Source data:

## start

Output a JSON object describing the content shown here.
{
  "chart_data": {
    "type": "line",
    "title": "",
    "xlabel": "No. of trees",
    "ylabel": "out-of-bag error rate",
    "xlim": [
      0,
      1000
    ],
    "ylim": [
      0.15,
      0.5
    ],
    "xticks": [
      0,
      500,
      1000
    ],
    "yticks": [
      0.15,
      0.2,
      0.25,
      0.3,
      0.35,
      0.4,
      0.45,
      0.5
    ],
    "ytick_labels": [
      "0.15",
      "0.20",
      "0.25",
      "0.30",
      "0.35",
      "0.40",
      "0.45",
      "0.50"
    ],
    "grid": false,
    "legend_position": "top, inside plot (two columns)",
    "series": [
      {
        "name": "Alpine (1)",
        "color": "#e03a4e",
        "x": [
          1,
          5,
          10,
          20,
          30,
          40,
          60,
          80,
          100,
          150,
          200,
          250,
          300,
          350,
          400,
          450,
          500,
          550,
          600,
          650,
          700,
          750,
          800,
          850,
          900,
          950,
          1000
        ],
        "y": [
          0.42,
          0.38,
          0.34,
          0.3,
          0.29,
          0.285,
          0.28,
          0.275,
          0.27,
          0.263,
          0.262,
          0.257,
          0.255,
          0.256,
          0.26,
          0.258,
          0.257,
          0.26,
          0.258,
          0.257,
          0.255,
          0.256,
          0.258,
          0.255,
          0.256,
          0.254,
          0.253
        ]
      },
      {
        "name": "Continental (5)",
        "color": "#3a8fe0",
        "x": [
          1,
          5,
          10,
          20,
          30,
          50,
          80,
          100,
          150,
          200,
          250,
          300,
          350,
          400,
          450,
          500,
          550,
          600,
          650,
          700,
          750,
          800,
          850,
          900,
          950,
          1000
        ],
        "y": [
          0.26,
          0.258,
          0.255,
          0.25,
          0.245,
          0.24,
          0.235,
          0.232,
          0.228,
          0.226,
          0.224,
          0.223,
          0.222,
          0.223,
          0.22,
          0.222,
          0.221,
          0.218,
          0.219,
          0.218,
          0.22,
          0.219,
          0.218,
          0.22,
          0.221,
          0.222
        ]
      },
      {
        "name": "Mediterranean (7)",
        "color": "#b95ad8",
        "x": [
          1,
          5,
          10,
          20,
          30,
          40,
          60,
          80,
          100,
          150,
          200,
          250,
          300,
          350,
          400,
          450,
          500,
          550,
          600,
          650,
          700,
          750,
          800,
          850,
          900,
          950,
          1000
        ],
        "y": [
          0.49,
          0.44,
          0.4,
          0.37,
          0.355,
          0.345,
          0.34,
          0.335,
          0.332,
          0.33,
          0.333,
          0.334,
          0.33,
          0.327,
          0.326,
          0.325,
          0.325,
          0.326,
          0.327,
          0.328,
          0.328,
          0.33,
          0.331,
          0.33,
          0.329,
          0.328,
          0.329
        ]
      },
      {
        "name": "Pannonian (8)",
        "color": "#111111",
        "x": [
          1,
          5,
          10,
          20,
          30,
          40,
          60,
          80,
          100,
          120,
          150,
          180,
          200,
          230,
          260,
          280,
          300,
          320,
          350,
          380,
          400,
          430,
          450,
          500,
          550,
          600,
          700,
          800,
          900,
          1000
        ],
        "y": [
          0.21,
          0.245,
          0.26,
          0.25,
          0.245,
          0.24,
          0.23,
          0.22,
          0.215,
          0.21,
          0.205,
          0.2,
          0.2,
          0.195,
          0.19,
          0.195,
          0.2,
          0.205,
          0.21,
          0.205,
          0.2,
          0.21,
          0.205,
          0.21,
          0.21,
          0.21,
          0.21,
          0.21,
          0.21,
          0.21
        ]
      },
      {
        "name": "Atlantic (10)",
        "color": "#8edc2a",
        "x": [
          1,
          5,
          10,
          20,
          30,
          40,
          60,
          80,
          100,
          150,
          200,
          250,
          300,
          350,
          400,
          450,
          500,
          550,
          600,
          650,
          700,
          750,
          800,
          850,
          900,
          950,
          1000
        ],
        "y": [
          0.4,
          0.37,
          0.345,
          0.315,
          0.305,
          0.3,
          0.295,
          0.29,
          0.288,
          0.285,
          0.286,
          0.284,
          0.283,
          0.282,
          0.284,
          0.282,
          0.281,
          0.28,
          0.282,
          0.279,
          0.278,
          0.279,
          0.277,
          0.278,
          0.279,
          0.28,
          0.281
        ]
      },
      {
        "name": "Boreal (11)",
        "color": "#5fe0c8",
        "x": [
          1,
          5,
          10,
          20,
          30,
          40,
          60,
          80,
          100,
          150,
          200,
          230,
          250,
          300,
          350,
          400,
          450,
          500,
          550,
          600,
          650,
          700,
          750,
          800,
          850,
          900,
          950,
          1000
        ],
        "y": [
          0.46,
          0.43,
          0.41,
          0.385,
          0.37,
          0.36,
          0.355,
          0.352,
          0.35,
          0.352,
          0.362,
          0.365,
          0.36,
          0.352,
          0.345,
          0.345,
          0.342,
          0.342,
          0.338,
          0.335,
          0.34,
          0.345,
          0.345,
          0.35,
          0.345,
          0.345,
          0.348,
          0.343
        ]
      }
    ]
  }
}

## end

Go through the data and gather every line that holds "color".

        "color": "#e03a4e",
        "color": "#3a8fe0",
        "color": "#b95ad8",
        "color": "#111111",
        "color": "#8edc2a",
        "color": "#5fe0c8",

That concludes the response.